> _STATED TASK_:
Only lines with the string "speeds" matter here; gather them from the material below.

==========

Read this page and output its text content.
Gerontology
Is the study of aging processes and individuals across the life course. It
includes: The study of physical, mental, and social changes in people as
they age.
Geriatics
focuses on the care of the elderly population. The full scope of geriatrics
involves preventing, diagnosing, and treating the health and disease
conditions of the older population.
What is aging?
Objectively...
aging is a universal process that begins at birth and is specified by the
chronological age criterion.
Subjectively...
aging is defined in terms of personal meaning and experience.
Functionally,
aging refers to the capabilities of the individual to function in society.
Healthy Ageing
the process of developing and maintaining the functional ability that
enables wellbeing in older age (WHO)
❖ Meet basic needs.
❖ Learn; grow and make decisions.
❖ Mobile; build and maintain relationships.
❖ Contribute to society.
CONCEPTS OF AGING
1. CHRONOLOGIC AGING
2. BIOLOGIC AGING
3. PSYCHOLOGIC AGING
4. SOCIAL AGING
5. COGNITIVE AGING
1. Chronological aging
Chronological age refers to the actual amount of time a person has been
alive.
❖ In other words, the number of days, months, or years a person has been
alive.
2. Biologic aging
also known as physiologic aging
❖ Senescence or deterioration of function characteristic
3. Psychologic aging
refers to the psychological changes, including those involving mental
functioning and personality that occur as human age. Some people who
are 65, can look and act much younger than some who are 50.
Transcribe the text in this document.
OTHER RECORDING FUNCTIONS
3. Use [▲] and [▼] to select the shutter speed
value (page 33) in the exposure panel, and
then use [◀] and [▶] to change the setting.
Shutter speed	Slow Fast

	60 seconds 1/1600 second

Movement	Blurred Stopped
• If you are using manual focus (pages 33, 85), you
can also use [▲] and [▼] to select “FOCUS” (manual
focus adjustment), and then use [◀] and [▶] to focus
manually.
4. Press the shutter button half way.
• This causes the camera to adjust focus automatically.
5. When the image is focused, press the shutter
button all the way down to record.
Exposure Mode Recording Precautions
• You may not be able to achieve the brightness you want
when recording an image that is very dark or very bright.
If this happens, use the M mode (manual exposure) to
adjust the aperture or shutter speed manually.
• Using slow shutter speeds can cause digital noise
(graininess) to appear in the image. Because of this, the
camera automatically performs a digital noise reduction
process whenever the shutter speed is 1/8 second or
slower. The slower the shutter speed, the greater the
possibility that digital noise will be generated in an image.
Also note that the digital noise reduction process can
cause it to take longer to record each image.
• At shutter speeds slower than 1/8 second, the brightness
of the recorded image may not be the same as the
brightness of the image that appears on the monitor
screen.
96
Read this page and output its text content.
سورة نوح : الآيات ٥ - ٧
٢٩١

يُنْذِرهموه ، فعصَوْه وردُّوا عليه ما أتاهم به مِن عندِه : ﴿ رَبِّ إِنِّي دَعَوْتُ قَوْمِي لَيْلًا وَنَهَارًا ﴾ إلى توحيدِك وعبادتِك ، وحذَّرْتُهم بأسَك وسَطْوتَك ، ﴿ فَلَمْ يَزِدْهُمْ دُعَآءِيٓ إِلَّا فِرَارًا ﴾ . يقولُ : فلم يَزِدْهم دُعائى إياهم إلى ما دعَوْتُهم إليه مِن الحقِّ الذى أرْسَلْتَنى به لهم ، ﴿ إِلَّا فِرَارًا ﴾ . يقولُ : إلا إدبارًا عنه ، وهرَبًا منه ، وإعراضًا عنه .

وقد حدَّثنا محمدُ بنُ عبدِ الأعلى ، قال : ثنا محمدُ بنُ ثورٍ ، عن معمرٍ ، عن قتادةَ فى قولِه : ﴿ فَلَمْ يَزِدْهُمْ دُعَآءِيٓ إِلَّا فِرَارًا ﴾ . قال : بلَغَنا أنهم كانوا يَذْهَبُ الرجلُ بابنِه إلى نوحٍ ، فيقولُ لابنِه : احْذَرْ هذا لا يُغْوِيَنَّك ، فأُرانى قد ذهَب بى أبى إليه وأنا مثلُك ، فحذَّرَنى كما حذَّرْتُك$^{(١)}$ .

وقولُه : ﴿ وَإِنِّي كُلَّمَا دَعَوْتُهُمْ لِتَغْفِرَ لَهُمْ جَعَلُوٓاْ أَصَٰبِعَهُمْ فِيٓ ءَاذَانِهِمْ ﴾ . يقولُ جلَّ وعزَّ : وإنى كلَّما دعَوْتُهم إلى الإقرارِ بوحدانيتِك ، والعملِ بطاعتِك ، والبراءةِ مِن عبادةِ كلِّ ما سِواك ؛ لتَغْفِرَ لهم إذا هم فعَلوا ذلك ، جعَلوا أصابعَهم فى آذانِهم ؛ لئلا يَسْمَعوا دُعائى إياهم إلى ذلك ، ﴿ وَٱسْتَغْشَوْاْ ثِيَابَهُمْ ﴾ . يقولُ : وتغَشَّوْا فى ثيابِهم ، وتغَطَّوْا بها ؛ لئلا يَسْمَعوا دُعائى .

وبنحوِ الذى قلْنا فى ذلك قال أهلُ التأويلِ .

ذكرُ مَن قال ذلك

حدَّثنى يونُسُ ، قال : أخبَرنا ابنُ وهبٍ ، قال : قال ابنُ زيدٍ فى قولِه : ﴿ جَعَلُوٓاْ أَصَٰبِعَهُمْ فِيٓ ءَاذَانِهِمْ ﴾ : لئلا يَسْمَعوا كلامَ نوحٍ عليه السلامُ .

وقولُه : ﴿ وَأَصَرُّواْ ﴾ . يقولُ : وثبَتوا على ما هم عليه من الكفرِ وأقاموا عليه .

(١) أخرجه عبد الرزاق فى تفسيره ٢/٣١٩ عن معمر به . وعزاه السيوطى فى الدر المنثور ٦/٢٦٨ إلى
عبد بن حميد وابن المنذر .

==========

> _WORKED ANSWER_:
• Using slow shutter speeds can cause digital noise
• At shutter speeds slower than 1/8 second, the brightness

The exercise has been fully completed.